Given instruction 1: Render the rows from the start of the records through the line containing "right-column [358, 344, 650, 1344]", both ends included, as a Markdown table with the columns Number and Record line, omitting blank lines.

-- BEGIN Page text --

Slashdot Mirror


Mozilla's Mini-Me

An anonymous contributor writes "LinuxDevices has a story by the leaders of the 'Minimo' (Mini Mozilla) project, an effort to reduce Mozilla's code and runtime footprints and optimize its display for the small screens on embedded devices. The Minimo authors believe Minimo will become the browser of choice on embedded Linux devices with 64MB of RAM."

8 of 258 comments (clear)

  1. Contrast with Mosaic circa 1994 by shoppa · · Score: 5, Interesting
    The first graphical browser I ever ran - Mosaic on a VAX circa 1994 - was on a 16 Mbyte machine that supported a few dozen users at a time.

    Of course we thought it was an enormous resource hog back then too :-). And I didn't see how the web could possibly replace gopher!

-- END Page text --
-- BEGIN Data entries --

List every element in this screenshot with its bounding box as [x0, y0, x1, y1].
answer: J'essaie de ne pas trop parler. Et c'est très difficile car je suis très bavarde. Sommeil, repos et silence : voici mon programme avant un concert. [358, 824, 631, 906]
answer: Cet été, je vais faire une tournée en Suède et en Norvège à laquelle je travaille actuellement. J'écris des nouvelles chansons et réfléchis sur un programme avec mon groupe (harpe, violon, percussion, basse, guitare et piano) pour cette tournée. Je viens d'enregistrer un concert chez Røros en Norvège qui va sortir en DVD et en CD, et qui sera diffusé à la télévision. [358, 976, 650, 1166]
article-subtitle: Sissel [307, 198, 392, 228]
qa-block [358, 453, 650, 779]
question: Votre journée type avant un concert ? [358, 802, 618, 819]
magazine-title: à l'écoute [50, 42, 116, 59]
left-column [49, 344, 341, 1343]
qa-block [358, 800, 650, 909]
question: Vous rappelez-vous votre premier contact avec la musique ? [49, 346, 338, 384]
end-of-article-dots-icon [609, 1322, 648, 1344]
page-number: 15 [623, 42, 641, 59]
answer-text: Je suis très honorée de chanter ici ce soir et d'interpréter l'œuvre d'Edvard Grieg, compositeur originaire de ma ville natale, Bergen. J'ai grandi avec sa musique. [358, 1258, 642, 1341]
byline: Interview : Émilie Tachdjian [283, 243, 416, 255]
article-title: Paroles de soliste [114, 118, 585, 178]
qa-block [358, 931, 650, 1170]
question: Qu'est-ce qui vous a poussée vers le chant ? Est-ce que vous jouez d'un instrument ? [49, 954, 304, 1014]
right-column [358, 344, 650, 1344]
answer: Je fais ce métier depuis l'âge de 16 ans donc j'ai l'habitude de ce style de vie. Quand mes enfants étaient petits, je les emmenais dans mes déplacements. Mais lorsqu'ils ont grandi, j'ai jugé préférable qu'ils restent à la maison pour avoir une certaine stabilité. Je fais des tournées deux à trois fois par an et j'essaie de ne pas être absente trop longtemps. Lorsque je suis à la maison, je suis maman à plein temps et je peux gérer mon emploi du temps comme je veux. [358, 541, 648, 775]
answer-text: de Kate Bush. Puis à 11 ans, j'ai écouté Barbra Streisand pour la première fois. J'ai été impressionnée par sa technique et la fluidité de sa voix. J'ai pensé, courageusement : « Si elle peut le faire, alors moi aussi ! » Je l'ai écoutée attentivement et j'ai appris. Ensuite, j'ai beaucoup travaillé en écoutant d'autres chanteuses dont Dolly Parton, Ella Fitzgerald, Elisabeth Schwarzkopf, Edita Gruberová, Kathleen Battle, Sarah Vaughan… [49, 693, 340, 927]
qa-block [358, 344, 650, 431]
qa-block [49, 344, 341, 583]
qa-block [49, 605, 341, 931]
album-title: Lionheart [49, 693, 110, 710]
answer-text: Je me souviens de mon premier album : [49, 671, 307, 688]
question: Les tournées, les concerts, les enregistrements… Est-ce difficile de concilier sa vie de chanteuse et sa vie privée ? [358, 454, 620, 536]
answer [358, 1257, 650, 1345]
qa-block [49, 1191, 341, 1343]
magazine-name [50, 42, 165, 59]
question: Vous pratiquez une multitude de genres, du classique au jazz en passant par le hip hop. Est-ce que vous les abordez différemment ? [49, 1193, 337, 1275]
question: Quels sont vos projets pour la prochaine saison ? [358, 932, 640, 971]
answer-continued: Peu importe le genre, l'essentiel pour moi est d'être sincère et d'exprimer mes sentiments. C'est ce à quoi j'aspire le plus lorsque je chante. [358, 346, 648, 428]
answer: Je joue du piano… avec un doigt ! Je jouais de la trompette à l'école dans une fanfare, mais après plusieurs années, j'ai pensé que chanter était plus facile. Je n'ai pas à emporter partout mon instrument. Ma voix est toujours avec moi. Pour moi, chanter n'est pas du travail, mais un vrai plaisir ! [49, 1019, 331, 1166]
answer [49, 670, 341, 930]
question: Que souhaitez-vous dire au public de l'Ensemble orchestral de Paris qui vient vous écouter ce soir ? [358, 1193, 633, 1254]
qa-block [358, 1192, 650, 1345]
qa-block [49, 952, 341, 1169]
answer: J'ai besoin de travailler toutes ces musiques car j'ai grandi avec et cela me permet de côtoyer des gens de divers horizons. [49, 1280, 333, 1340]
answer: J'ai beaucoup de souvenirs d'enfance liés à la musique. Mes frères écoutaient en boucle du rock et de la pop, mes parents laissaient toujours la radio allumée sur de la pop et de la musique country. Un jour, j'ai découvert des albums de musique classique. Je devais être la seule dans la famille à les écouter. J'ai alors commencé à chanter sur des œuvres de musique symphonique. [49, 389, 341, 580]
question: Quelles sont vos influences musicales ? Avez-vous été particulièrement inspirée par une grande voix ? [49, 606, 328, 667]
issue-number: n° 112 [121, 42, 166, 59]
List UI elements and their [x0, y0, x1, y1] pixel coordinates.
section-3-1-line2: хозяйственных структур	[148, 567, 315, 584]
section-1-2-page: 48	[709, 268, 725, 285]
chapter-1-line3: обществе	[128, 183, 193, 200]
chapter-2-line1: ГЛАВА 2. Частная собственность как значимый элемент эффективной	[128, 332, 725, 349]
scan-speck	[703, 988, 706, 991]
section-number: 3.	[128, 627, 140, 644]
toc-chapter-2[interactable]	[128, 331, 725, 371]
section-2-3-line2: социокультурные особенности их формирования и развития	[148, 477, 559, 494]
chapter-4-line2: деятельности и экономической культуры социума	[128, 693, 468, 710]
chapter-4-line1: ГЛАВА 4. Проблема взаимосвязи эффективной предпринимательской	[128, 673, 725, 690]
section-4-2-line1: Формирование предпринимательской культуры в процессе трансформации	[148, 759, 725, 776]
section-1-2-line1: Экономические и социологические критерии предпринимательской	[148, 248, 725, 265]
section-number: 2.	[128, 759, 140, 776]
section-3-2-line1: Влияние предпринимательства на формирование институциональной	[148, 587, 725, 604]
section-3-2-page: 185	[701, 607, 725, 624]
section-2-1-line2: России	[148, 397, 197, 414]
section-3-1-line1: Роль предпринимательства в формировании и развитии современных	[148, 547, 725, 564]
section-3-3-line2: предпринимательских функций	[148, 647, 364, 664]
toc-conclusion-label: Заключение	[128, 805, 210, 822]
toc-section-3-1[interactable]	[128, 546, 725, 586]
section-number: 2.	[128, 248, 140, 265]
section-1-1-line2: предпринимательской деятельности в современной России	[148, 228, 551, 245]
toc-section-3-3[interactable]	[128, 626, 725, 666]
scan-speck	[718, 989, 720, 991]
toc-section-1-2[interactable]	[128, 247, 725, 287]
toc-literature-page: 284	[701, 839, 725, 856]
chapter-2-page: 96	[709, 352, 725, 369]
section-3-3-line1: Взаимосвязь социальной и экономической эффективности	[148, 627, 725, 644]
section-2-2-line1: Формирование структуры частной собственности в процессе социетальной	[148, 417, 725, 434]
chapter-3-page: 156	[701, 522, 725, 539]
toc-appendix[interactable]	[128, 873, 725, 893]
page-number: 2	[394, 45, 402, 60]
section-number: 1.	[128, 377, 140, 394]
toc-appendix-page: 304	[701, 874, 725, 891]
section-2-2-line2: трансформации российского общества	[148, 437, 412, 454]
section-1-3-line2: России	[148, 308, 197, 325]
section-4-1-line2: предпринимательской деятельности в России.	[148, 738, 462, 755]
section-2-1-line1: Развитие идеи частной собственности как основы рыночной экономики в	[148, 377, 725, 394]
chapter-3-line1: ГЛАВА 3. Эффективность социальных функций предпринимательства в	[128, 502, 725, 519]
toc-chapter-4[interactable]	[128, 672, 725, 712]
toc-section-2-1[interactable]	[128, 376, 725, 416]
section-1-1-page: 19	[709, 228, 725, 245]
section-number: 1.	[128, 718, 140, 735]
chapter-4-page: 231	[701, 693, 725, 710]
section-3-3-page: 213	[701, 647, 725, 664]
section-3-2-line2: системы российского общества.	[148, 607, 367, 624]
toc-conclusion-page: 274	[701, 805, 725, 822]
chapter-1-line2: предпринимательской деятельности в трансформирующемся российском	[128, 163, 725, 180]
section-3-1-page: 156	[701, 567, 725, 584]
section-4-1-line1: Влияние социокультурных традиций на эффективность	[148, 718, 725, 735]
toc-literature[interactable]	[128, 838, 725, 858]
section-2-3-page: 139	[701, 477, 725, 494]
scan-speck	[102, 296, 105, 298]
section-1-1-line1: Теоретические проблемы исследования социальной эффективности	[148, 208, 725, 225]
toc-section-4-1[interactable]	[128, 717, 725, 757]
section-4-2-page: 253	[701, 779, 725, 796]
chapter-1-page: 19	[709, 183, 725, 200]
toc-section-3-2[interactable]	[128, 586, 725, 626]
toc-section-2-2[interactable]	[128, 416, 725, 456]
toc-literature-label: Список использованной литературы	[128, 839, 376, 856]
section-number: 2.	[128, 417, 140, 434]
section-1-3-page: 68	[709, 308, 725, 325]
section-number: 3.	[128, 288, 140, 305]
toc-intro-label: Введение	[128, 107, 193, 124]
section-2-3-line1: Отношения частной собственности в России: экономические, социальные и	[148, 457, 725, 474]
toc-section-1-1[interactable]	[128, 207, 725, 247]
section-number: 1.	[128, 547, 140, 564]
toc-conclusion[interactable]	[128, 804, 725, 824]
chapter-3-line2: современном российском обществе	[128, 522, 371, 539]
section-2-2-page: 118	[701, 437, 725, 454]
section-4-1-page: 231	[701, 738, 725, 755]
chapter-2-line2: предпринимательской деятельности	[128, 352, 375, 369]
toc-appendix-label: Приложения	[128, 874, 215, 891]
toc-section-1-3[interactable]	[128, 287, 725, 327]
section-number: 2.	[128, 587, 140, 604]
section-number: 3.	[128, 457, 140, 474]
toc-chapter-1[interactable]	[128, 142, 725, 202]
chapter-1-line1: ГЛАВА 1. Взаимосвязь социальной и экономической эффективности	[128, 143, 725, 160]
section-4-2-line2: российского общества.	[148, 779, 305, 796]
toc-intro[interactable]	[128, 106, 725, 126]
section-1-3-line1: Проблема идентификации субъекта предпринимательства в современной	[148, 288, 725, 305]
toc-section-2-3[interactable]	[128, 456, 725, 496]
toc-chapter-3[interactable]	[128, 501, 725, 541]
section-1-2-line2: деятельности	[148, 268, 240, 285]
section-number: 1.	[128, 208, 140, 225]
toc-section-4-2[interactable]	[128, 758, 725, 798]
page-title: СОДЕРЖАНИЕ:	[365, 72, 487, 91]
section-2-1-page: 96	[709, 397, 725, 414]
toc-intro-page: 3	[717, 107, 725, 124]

-- END Data entries --

Given instruction 2: Rewrite the Slashdot post about Minimo from "Slashdot Mirror" through "258 comments (clear)", substituting "handheld" for "embedded".

Task solution 1:
| Number | Record line |
|---|---|
| 1 | List every element in this screenshot with its bounding box as [x0, y0, x1, y1]. |
| 2 | answer: J'essaie de ne pas trop parler. Et c'est très difficile car je suis très bavarde. Sommeil, repos et silence : voici mon programme avant un concert. [358, 824, 631, 906] |
| 3 | answer: Cet été, je vais faire une tournée en Suède et en Norvège à laquelle je travaille actuellement. J'écris des nouvelles chansons et réfléchis sur un programme avec mon groupe (harpe, violon, percussion, basse, guitare et piano) pour cette tournée. Je viens d'enregistrer un concert chez Røros en Norvège qui va sortir en DVD et en CD, et qui sera diffusé à la télévision. [358, 976, 650, 1166] |
| 4 | article-subtitle: Sissel [307, 198, 392, 228] |
| 5 | qa-block [358, 453, 650, 779] |
| 6 | question: Votre journée type avant un concert ? [358, 802, 618, 819] |
| 7 | magazine-title: à l'écoute [50, 42, 116, 59] |
| 8 | left-column [49, 344, 341, 1343] |
| 9 | qa-block [358, 800, 650, 909] |
| 10 | question: Vous rappelez-vous votre premier contact avec la musique ? [49, 346, 338, 384] |
| 11 | end-of-article-dots-icon [609, 1322, 648, 1344] |
| 12 | page-number: 15 [623, 42, 641, 59] |
| 13 | answer-text: Je suis très honorée de chanter ici ce soir et d'interpréter l'œuvre d'Edvard Grieg, compositeur originaire de ma ville natale, Bergen. J'ai grandi avec sa musique. [358, 1258, 642, 1341] |
| 14 | byline: Interview : Émilie Tachdjian [283, 243, 416, 255] |
| 15 | article-title: Paroles de soliste [114, 118, 585, 178] |
| 16 | qa-block [358, 931, 650, 1170] |
| 17 | question: Qu'est-ce qui vous a poussée vers le chant ? Est-ce que vous jouez d'un instrument ? [49, 954, 304, 1014] |
| 18 | right-column [358, 344, 650, 1344] |

Task solution 2:
Slashdot Mirror


Mozilla's Mini-Me

An anonymous contributor writes "LinuxDevices has a story by the leaders of the 'Minimo' (Mini Mozilla) project, an effort to reduce Mozilla's code and runtime footprints and optimize its display for the small screens on handheld devices. The Minimo authors believe Minimo will become the browser of choice on handheld Linux devices with 64MB of RAM."

8 of 258 comments (clear)